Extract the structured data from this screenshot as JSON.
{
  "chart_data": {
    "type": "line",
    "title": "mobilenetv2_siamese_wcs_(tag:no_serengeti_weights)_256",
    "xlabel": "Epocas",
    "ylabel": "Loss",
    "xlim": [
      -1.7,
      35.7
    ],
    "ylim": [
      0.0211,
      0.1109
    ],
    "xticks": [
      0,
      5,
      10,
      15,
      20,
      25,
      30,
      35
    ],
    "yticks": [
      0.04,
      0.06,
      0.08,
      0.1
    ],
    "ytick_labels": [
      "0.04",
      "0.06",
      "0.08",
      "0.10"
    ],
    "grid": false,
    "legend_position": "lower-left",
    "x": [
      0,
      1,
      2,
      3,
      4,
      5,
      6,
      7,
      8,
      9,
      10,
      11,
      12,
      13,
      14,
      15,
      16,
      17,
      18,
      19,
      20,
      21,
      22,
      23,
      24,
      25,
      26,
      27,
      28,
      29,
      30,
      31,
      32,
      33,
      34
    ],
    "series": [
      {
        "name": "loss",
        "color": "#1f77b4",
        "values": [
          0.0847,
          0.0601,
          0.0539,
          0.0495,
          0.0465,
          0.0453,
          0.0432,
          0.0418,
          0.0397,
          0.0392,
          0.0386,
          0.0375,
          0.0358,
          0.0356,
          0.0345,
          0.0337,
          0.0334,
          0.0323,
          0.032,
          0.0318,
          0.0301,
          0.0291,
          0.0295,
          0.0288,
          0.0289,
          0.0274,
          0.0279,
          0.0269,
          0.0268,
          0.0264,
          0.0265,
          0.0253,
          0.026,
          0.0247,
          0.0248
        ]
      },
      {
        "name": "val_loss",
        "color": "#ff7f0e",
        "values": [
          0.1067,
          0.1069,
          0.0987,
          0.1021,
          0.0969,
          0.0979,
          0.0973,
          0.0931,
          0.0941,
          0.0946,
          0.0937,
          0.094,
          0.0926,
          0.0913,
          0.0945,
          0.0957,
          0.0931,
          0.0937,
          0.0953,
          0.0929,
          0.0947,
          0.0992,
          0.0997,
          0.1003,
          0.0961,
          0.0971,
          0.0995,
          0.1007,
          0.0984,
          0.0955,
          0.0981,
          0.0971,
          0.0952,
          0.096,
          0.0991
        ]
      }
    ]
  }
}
────────────────────
What to do: Your task is to return the full listing exactly as it was given.

Answer to this problem:
Extract the structured data from this screenshot as JSON.
{
  "chart_data": {
    "type": "line",
    "title": "mobilenetv2_siamese_wcs_(tag:no_serengeti_weights)_256",
    "xlabel": "Epocas",
    "ylabel": "Loss",
    "xlim": [
      -1.7,
      35.7
    ],
    "ylim": [
      0.0211,
      0.1109
    ],
    "xticks": [
      0,
      5,
      10,
      15,
      20,
      25,
      30,
      35
    ],
    "yticks": [
      0.04,
      0.06,
      0.08,
      0.1
    ],
    "ytick_labels": [
      "0.04",
      "0.06",
      "0.08",
      "0.10"
    ],
    "grid": false,
    "legend_position": "lower-left",
    "x": [
      0,
      1,
      2,
      3,
      4,
      5,
      6,
      7,
      8,
      9,
      10,
      11,
      12,
      13,
      14,
      15,
      16,
      17,
      18,
      19,
      20,
      21,
      22,
      23,
      24,
      25,
      26,
      27,
      28,
      29,
      30,
      31,
      32,
      33,
      34
    ],
    "series": [
      {
        "name": "loss",
        "color": "#1f77b4",
        "values": [
          0.0847,
          0.0601,
          0.0539,
          0.0495,
          0.0465,
          0.0453,
          0.0432,
          0.0418,
          0.0397,
          0.0392,
          0.0386,
          0.0375,
          0.0358,
          0.0356,
          0.0345,
          0.0337,
          0.0334,
          0.0323,
          0.032,
          0.0318,
          0.0301,
          0.0291,
          0.0295,
          0.0288,
          0.0289,
          0.0274,
          0.0279,
          0.0269,
          0.0268,
          0.0264,
          0.0265,
          0.0253,
          0.026,
          0.0247,
          0.0248
        ]
      },
      {
        "name": "val_loss",
        "color": "#ff7f0e",
        "values": [
          0.1067,
          0.1069,
          0.0987,
          0.1021,
          0.0969,
          0.0979,
          0.0973,
          0.0931,
          0.0941,
          0.0946,
          0.0937,
          0.094,
          0.0926,
          0.0913,
          0.0945,
          0.0957,
          0.0931,
          0.0937,
          0.0953,
          0.0929,
          0.0947,
          0.0992,
          0.0997,
          0.1003,
          0.0961,
          0.0971,
          0.0995,
          0.1007,
          0.0984,
          0.0955,
          0.0981,
          0.0971,
          0.0952,
          0.096,
          0.0991
        ]
      }
    ]
  }
}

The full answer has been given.